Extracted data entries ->

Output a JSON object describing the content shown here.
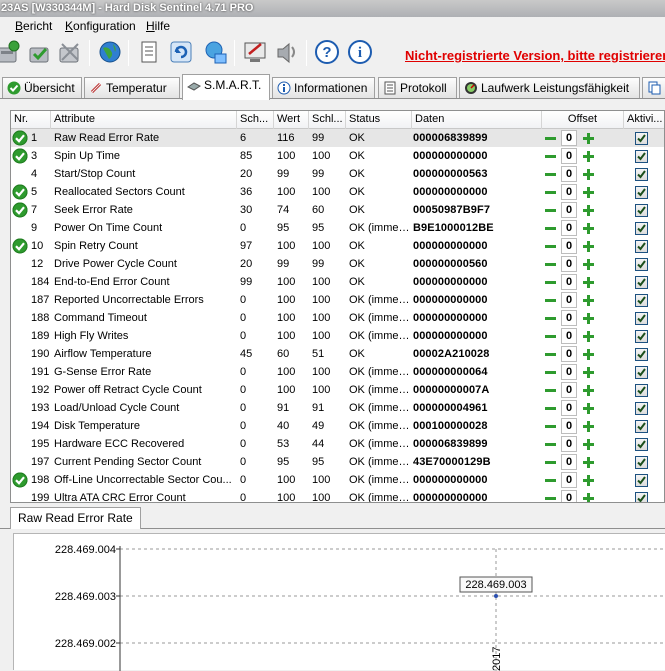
{
  "window": {
    "title": "23AS [W330344M]  -  Hard Disk Sentinel 4.71 PRO"
  },
  "menu": [
    {
      "label": "Bericht"
    },
    {
      "label": "Konfiguration"
    },
    {
      "label": "Hilfe"
    }
  ],
  "toolbar": {
    "warning": "Nicht-registrierte Version, bitte registrieren",
    "buttons": [
      "disk-check-icon",
      "disk-ok-icon",
      "disk-settings-icon",
      "globe-icon",
      "report-icon",
      "refresh-icon",
      "network-icon",
      "monitor-icon",
      "speaker-icon",
      "help-icon",
      "info-icon"
    ]
  },
  "tabs": [
    {
      "label": "Übersicht",
      "icon": "check-circle-icon"
    },
    {
      "label": "Temperatur",
      "icon": "thermometer-icon"
    },
    {
      "label": "S.M.A.R.T.",
      "icon": "smart-icon",
      "active": true
    },
    {
      "label": "Informationen",
      "icon": "info-icon"
    },
    {
      "label": "Protokoll",
      "icon": "log-icon"
    },
    {
      "label": "Laufwerk Leistungsfähigkeit",
      "icon": "gauge-icon"
    },
    {
      "label": "",
      "icon": "copy-icon"
    }
  ],
  "colors": {
    "accent_green": "#2e9b2e",
    "warning_red": "#e00000",
    "selection": "#e6e6e6"
  },
  "smart": {
    "columns": [
      "Nr.",
      "Attribute",
      "Sch...",
      "Wert",
      "Schl...",
      "Status",
      "Daten",
      "Offset",
      "Aktivi..."
    ],
    "rows": [
      {
        "ok": true,
        "nr": "1",
        "attr": "Raw Read Error Rate",
        "thr": "6",
        "val": "116",
        "worst": "99",
        "status": "OK",
        "data": "000006839899",
        "offset": "0",
        "active": true,
        "selected": true
      },
      {
        "ok": true,
        "nr": "3",
        "attr": "Spin Up Time",
        "thr": "85",
        "val": "100",
        "worst": "100",
        "status": "OK",
        "data": "000000000000",
        "offset": "0",
        "active": true
      },
      {
        "ok": false,
        "nr": "4",
        "attr": "Start/Stop Count",
        "thr": "20",
        "val": "99",
        "worst": "99",
        "status": "OK",
        "data": "000000000563",
        "offset": "0",
        "active": true
      },
      {
        "ok": true,
        "nr": "5",
        "attr": "Reallocated Sectors Count",
        "thr": "36",
        "val": "100",
        "worst": "100",
        "status": "OK",
        "data": "000000000000",
        "offset": "0",
        "active": true
      },
      {
        "ok": true,
        "nr": "7",
        "attr": "Seek Error Rate",
        "thr": "30",
        "val": "74",
        "worst": "60",
        "status": "OK",
        "data": "00050987B9F7",
        "offset": "0",
        "active": true
      },
      {
        "ok": false,
        "nr": "9",
        "attr": "Power On Time Count",
        "thr": "0",
        "val": "95",
        "worst": "95",
        "status": "OK (immer ...",
        "data": "B9E1000012BE",
        "offset": "0",
        "active": true
      },
      {
        "ok": true,
        "nr": "10",
        "attr": "Spin Retry Count",
        "thr": "97",
        "val": "100",
        "worst": "100",
        "status": "OK",
        "data": "000000000000",
        "offset": "0",
        "active": true
      },
      {
        "ok": false,
        "nr": "12",
        "attr": "Drive Power Cycle Count",
        "thr": "20",
        "val": "99",
        "worst": "99",
        "status": "OK",
        "data": "000000000560",
        "offset": "0",
        "active": true
      },
      {
        "ok": false,
        "nr": "184",
        "attr": "End-to-End Error Count",
        "thr": "99",
        "val": "100",
        "worst": "100",
        "status": "OK",
        "data": "000000000000",
        "offset": "0",
        "active": true
      },
      {
        "ok": false,
        "nr": "187",
        "attr": "Reported Uncorrectable Errors",
        "thr": "0",
        "val": "100",
        "worst": "100",
        "status": "OK (immer ...",
        "data": "000000000000",
        "offset": "0",
        "active": true
      },
      {
        "ok": false,
        "nr": "188",
        "attr": "Command Timeout",
        "thr": "0",
        "val": "100",
        "worst": "100",
        "status": "OK (immer ...",
        "data": "000000000000",
        "offset": "0",
        "active": true
      },
      {
        "ok": false,
        "nr": "189",
        "attr": "High Fly Writes",
        "thr": "0",
        "val": "100",
        "worst": "100",
        "status": "OK (immer ...",
        "data": "000000000000",
        "offset": "0",
        "active": true
      },
      {
        "ok": false,
        "nr": "190",
        "attr": "Airflow Temperature",
        "thr": "45",
        "val": "60",
        "worst": "51",
        "status": "OK",
        "data": "00002A210028",
        "offset": "0",
        "active": true
      },
      {
        "ok": false,
        "nr": "191",
        "attr": "G-Sense Error Rate",
        "thr": "0",
        "val": "100",
        "worst": "100",
        "status": "OK (immer ...",
        "data": "000000000064",
        "offset": "0",
        "active": true
      },
      {
        "ok": false,
        "nr": "192",
        "attr": "Power off Retract Cycle Count",
        "thr": "0",
        "val": "100",
        "worst": "100",
        "status": "OK (immer ...",
        "data": "00000000007A",
        "offset": "0",
        "active": true
      },
      {
        "ok": false,
        "nr": "193",
        "attr": "Load/Unload Cycle Count",
        "thr": "0",
        "val": "91",
        "worst": "91",
        "status": "OK (immer ...",
        "data": "000000004961",
        "offset": "0",
        "active": true
      },
      {
        "ok": false,
        "nr": "194",
        "attr": "Disk Temperature",
        "thr": "0",
        "val": "40",
        "worst": "49",
        "status": "OK (immer ...",
        "data": "000100000028",
        "offset": "0",
        "active": true
      },
      {
        "ok": false,
        "nr": "195",
        "attr": "Hardware ECC Recovered",
        "thr": "0",
        "val": "53",
        "worst": "44",
        "status": "OK (immer ...",
        "data": "000006839899",
        "offset": "0",
        "active": true
      },
      {
        "ok": false,
        "nr": "197",
        "attr": "Current Pending Sector Count",
        "thr": "0",
        "val": "95",
        "worst": "95",
        "status": "OK (immer ...",
        "data": "43E70000129B",
        "offset": "0",
        "active": true
      },
      {
        "ok": true,
        "nr": "198",
        "attr": "Off-Line Uncorrectable Sector Cou...",
        "thr": "0",
        "val": "100",
        "worst": "100",
        "status": "OK (immer ...",
        "data": "000000000000",
        "offset": "0",
        "active": true
      },
      {
        "ok": false,
        "nr": "199",
        "attr": "Ultra ATA CRC Error Count",
        "thr": "0",
        "val": "100",
        "worst": "100",
        "status": "OK (immer ...",
        "data": "000000000000",
        "offset": "0",
        "active": true
      }
    ]
  },
  "lower_tab": {
    "label": "Raw Read Error Rate"
  },
  "chart_data": {
    "type": "line",
    "title": "",
    "xlabel": "",
    "ylabel": "",
    "y_ticks": [
      "228.469.004",
      "228.469.003",
      "228.469.002"
    ],
    "ylim": [
      228469002,
      228469004
    ],
    "x_tick_label": "2017",
    "points": [
      {
        "x": "2017",
        "y": 228469003
      }
    ],
    "point_label": "228.469.003",
    "grid": true
  }
}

Exercise requirements ->
Produce an exact copy of each line of data, skipping embedded images.

Completed task ->
Output a JSON object describing the content shown here.
{
  "window": {
    "title": "23AS [W330344M]  -  Hard Disk Sentinel 4.71 PRO"
  },
  "menu": [
    {
      "label": "Bericht"
    },
    {
      "label": "Konfiguration"
    },
    {
      "label": "Hilfe"
    }
  ],
  "toolbar": {
    "warning": "Nicht-registrierte Version, bitte registrieren",
    "buttons": [
      "disk-check-icon",
      "disk-ok-icon",
      "disk-settings-icon",
      "globe-icon",
      "report-icon",
      "refresh-icon",
      "network-icon",
      "monitor-icon",
      "speaker-icon",
      "help-icon",
      "info-icon"
    ]
  },
  "tabs": [
    {
      "label": "Übersicht",
      "icon": "check-circle-icon"
    },
    {
      "label": "Temperatur",
      "icon": "thermometer-icon"
    },
    {
      "label": "S.M.A.R.T.",
      "icon": "smart-icon",
      "active": true
    },
    {
      "label": "Informationen",
      "icon": "info-icon"
    },
    {
      "label": "Protokoll",
      "icon": "log-icon"
    },
    {
      "label": "Laufwerk Leistungsfähigkeit",
      "icon": "gauge-icon"
    },
    {
      "label": "",
      "icon": "copy-icon"
    }
  ],
  "colors": {
    "accent_green": "#2e9b2e",
    "warning_red": "#e00000",
    "selection": "#e6e6e6"
  },
  "smart": {
    "columns": [
      "Nr.",
      "Attribute",
      "Sch...",
      "Wert",
      "Schl...",
      "Status",
      "Daten",
      "Offset",
      "Aktivi..."
    ],
    "rows": [
      {
        "ok": true,
        "nr": "1",
        "attr": "Raw Read Error Rate",
        "thr": "6",
        "val": "116",
        "worst": "99",
        "status": "OK",
        "data": "000006839899",
        "offset": "0",
        "active": true,
        "selected": true
      },
      {
        "ok": true,
        "nr": "3",
        "attr": "Spin Up Time",
        "thr": "85",
        "val": "100",
        "worst": "100",
        "status": "OK",
        "data": "000000000000",
        "offset": "0",
        "active": true
      },
      {
        "ok": false,
        "nr": "4",
        "attr": "Start/Stop Count",
        "thr": "20",
        "val": "99",
        "worst": "99",
        "status": "OK",
        "data": "000000000563",
        "offset": "0",
        "active": true
      },
      {
        "ok": true,
        "nr": "5",
        "attr": "Reallocated Sectors Count",
        "thr": "36",
        "val": "100",
        "worst": "100",
        "status": "OK",
        "data": "000000000000",
        "offset": "0",
        "active": true
      },
      {
        "ok": true,
        "nr": "7",
        "attr": "Seek Error Rate",
        "thr": "30",
        "val": "74",
        "worst": "60",
        "status": "OK",
        "data": "00050987B9F7",
        "offset": "0",
        "active": true
      },
      {
        "ok": false,
        "nr": "9",
        "attr": "Power On Time Count",
        "thr": "0",
        "val": "95",
        "worst": "95",
        "status": "OK (immer ...",
        "data": "B9E1000012BE",
        "offset": "0",
        "active": true
      },
      {
        "ok": true,
        "nr": "10",
        "attr": "Spin Retry Count",
        "thr": "97",
        "val": "100",
        "worst": "100",
        "status": "OK",
        "data": "000000000000",
        "offset": "0",
        "active": true
      },
      {
        "ok": false,
        "nr": "12",
        "attr": "Drive Power Cycle Count",
        "thr": "20",
        "val": "99",
        "worst": "99",
        "status": "OK",
        "data": "000000000560",
        "offset": "0",
        "active": true
      },
      {
        "ok": false,
        "nr": "184",
        "attr": "End-to-End Error Count",
        "thr": "99",
        "val": "100",
        "worst": "100",
        "status": "OK",
        "data": "000000000000",
        "offset": "0",
        "active": true
      },
      {
        "ok": false,
        "nr": "187",
        "attr": "Reported Uncorrectable Errors",
        "thr": "0",
        "val": "100",
        "worst": "100",
        "status": "OK (immer ...",
        "data": "000000000000",
        "offset": "0",
        "active": true
      },
      {
        "ok": false,
        "nr": "188",
        "attr": "Command Timeout",
        "thr": "0",
        "val": "100",
        "worst": "100",
        "status": "OK (immer ...",
        "data": "000000000000",
        "offset": "0",
        "active": true
      },
      {
        "ok": false,
        "nr": "189",
        "attr": "High Fly Writes",
        "thr": "0",
        "val": "100",
        "worst": "100",
        "status": "OK (immer ...",
        "data": "000000000000",
        "offset": "0",
        "active": true
      },
      {
        "ok": false,
        "nr": "190",
        "attr": "Airflow Temperature",
        "thr": "45",
        "val": "60",
        "worst": "51",
        "status": "OK",
        "data": "00002A210028",
        "offset": "0",
        "active": true
      },
      {
        "ok": false,
        "nr": "191",
        "attr": "G-Sense Error Rate",
        "thr": "0",
        "val": "100",
        "worst": "100",
        "status": "OK (immer ...",
        "data": "000000000064",
        "offset": "0",
        "active": true
      },
      {
        "ok": false,
        "nr": "192",
        "attr": "Power off Retract Cycle Count",
        "thr": "0",
        "val": "100",
        "worst": "100",
        "status": "OK (immer ...",
        "data": "00000000007A",
        "offset": "0",
        "active": true
      },
      {
        "ok": false,
        "nr": "193",
        "attr": "Load/Unload Cycle Count",
        "thr": "0",
        "val": "91",
        "worst": "91",
        "status": "OK (immer ...",
        "data": "000000004961",
        "offset": "0",
        "active": true
      },
      {
        "ok": false,
        "nr": "194",
        "attr": "Disk Temperature",
        "thr": "0",
        "val": "40",
        "worst": "49",
        "status": "OK (immer ...",
        "data": "000100000028",
        "offset": "0",
        "active": true
      },
      {
        "ok": false,
        "nr": "195",
        "attr": "Hardware ECC Recovered",
        "thr": "0",
        "val": "53",
        "worst": "44",
        "status": "OK (immer ...",
        "data": "000006839899",
        "offset": "0",
        "active": true
      },
      {
        "ok": false,
        "nr": "197",
        "attr": "Current Pending Sector Count",
        "thr": "0",
        "val": "95",
        "worst": "95",
        "status": "OK (immer ...",
        "data": "43E70000129B",
        "offset": "0",
        "active": true
      },
      {
        "ok": true,
        "nr": "198",
        "attr": "Off-Line Uncorrectable Sector Cou...",
        "thr": "0",
        "val": "100",
        "worst": "100",
        "status": "OK (immer ...",
        "data": "000000000000",
        "offset": "0",
        "active": true
      },
      {
        "ok": false,
        "nr": "199",
        "attr": "Ultra ATA CRC Error Count",
        "thr": "0",
        "val": "100",
        "worst": "100",
        "status": "OK (immer ...",
        "data": "000000000000",
        "offset": "0",
        "active": true
      }
    ]
  },
  "lower_tab": {
    "label": "Raw Read Error Rate"
  },
  "chart_data": {
    "type": "line",
    "title": "",
    "xlabel": "",
    "ylabel": "",
    "y_ticks": [
      "228.469.004",
      "228.469.003",
      "228.469.002"
    ],
    "ylim": [
      228469002,
      228469004
    ],
    "x_tick_label": "2017",
    "points": [
      {
        "x": "2017",
        "y": 228469003
      }
    ],
    "point_label": "228.469.003",
    "grid": true
  }
}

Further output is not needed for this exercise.